**IHRE AUFGABEN**
(a) Beantworten Sie anhand des Lesetexts kurz die folgenden Fragen:
(i) Was darf ein Journalist laut Lesetext mit seinem Social Media-Profil tun, ohne dass es verwerflich ist?
(ii) Wem käme ein unilateraler Verzicht auf Propaganda laut Lesetext gleich?
(iii) Auf welcher Website ist der im Leserbeitrag genannte Text von Marko Ković erschienen?
(b) Schreiben Sie aus dem Lesetext die Stelle von „Propaganda-Erzählungen dürfen nicht“ bis einschließlich „Berichterstattung zu reproduzieren.“ wortgetreu ab.
(c) Prüfen Sie, ob die folgenden Aussagen mit dem Lesetext übereinstimmen. Antworten Sie jeweils mit Ja oder Nein und zitieren Sie die entscheidenden Worte aus dem Lesetext wörtlich.
(i) Journalist*innen müssen beim Krieg in der Ukraine neutral sein.
(ii) Propaganda wird als das Gegenteil von Journalismus bezeichnet.
(iii) Der Leserbeitrag ist auf den 03. März 2022 datiert.

**LESETEXT**
====================

Propaganda-Erzählungen dürfen nicht in die journalistische Arbeit einfliessen. Das bedeutet aber nicht, dass Journalismus und Journalist*innen «neutral» sein müssen. Die völkerrechtliche und moralische Ausgangslage beim Krieg in der Ukraine ist klar, und es wäre absurd, zu verlangen, dass Journalist*innen diesbezüglich keine Haltung zeigen dürfen. Wenn ein Journalist beispielsweise sein Social Media-Profil mit den Farben der ukrainischen Flagge schmückt, ist das nicht verwerflich. Aber Journalist*innen müssen auch in unübersichtlichen Krisensituationen genug kritische Distanz wahren, um manipulative Botschaften und Deutungsmuster als solche zu erkennen, anstatt sie latent in ihrer Berichterstattung zu reproduzieren.

Aus einer ethischen Perspektive der Selbstverteidigung lässt sich die Propaganda-Strategie der ukrainischen Regierung als akzeptabel interpretieren, weil ein unilateraler Verzicht auf Propaganda einer Informations-Kapitulation gleichkäme. Aber auch wenn wir einem in einem Krieg angegriffenen Staat Propaganda als legitimes Mittel der Selbstverteidigung zugestehen, darf sich Journalismus davon nicht beeinflussen lassen. Denn Propaganda ist das Gegenteil von Journalismus. Journalismus ist ein Projekt der rationalen Suche nach dem Wahren und dem Richtigen. Propaganda hingegen ist die Sabotage dieses Projektes: Der Versuch, nicht durch Fakten und Argumente, sondern durch Verzerrung und Manipulation zu überzeugen. Das gilt auch dann, wenn es sich um Propaganda jener handelt, die moralisch auf der «richtigen» Seite der Geschichte stehen.

Leserbeiträge

Mario Aldrovandi 03. März 2022, 20:25

Marko Ković facebook.com/mkovic («Ich versuche, über Wichtiges nachzudenken») versucht wirklich nachzudenken und schreibt ab und zu, was ihm so durch den Kopf geht. Heute ist ein derartiger Text auf https://www.medienwoche.ch erschienen, den zu lesen sich lohnt. Seine These «Auch die Propaganda der «Guten» ist Propaganda».

Er fragt sich, wie die «Propaganda eines Staates» zu beurteilen sei, der zu Unrecht angegriffen werde. Befasst sich aber nur im ersten Teil des Texte damit. Dort schreibt Kovic solche bemerkenswerte Sätze wie: «Selenski gibt sich aber gleichzeitig auch staatsmännisch.» Er meint damit den ukrainischen Präsidenten, der nach Meinung Ković nur so tut, als sei er Staatsmännisch. Diese Darstellung, so Kovic, sei ein «Propaganda-Motiv, das die ukrainische Regierung erfolgreich einsetzt.»

====================

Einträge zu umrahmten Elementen
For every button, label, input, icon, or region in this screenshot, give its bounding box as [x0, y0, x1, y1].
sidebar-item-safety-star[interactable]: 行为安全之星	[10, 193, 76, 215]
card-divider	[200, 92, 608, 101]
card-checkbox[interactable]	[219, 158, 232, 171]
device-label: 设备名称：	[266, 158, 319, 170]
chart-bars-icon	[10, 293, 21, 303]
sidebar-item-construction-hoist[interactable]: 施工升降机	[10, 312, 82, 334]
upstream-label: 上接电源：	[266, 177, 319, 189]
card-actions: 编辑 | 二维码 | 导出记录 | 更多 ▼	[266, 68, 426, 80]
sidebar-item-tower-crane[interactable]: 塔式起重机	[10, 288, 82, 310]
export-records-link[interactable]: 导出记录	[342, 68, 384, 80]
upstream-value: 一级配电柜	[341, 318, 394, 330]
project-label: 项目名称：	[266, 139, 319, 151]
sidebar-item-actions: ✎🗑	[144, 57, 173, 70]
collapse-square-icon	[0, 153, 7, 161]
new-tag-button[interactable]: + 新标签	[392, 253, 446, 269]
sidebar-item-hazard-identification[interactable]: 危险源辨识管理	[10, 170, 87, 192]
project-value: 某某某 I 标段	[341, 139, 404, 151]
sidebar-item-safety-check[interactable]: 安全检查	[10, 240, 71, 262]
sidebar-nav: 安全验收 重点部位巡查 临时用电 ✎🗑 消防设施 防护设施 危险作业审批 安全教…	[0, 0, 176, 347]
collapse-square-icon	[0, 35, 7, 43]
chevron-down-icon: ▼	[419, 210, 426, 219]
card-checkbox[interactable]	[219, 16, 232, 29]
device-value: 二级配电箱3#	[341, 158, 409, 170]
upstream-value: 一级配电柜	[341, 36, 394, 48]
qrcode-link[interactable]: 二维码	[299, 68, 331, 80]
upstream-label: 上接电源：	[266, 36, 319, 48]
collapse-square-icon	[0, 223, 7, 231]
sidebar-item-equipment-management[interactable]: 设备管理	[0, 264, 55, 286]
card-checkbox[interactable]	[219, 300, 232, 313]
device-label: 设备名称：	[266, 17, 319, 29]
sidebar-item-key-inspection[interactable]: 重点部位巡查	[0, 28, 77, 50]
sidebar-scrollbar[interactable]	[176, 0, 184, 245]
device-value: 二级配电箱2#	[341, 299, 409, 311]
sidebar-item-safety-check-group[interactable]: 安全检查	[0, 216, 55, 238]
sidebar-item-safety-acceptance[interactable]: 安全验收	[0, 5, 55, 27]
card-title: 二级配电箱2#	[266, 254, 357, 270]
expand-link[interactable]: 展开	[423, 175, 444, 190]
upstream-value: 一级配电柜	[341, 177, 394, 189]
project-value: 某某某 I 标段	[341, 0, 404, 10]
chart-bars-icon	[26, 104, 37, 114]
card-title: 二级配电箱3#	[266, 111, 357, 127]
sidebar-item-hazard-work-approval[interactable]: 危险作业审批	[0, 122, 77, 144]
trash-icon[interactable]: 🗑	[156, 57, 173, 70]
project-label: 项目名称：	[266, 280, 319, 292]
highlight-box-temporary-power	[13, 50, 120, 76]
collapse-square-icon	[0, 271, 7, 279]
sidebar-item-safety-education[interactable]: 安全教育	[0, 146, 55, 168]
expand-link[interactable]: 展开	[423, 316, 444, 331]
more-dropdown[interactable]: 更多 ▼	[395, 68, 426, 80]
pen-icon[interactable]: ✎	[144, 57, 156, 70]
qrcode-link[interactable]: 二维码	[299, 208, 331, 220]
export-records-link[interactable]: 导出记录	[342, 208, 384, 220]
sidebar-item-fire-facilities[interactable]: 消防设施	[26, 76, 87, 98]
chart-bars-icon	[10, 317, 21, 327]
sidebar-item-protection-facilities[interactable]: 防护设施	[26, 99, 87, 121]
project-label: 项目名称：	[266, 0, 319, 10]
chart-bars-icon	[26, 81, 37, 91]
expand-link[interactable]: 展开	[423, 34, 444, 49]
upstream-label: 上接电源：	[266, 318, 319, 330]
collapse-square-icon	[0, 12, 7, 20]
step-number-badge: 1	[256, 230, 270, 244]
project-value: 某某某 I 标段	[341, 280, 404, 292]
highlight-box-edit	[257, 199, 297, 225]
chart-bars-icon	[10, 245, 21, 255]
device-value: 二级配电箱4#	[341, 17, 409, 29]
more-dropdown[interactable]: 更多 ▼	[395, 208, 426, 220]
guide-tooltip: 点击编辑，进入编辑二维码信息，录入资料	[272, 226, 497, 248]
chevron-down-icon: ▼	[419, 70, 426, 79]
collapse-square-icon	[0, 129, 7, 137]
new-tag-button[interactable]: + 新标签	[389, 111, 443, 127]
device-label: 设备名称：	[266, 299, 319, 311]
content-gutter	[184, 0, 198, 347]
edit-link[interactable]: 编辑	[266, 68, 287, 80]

====================

**LÖSUNGEN JE AUFGABE**
(a)
(i) Er darf es mit den Farben der ukrainischen Flagge schmücken.
(ii) Einer Informations-Kapitulation.
(iii) Auf https://www.medienwoche.ch.

(b)
Propaganda-Erzählungen dürfen nicht in die journalistische Arbeit einfliessen. Das bedeutet aber nicht, dass Journalismus und Journalist*innen «neutral» sein müssen. Die völkerrechtliche und moralische Ausgangslage beim Krieg in der Ukraine ist klar, und es wäre absurd, zu verlangen, dass Journalist*innen diesbezüglich keine Haltung zeigen dürfen. Wenn ein Journalist beispielsweise sein Social Media-Profil mit den Farben der ukrainischen Flagge schmückt, ist das nicht verwerflich. Aber Journalist*innen müssen auch in unübersichtlichen Krisensituationen genug kritische Distanz wahren, um manipulative Botschaften und Deutungsmuster als solche zu erkennen, anstatt sie latent in ihrer Berichterstattung zu reproduzieren.

(c)
(i) Nein: «Das bedeutet aber nicht, dass Journalismus und Journalist*innen «neutral» sein müssen.»
(ii) Ja: «Denn Propaganda ist das Gegenteil von Journalismus.»
(iii) Ja: «Mario Aldrovandi 03. März 2022, 20:25»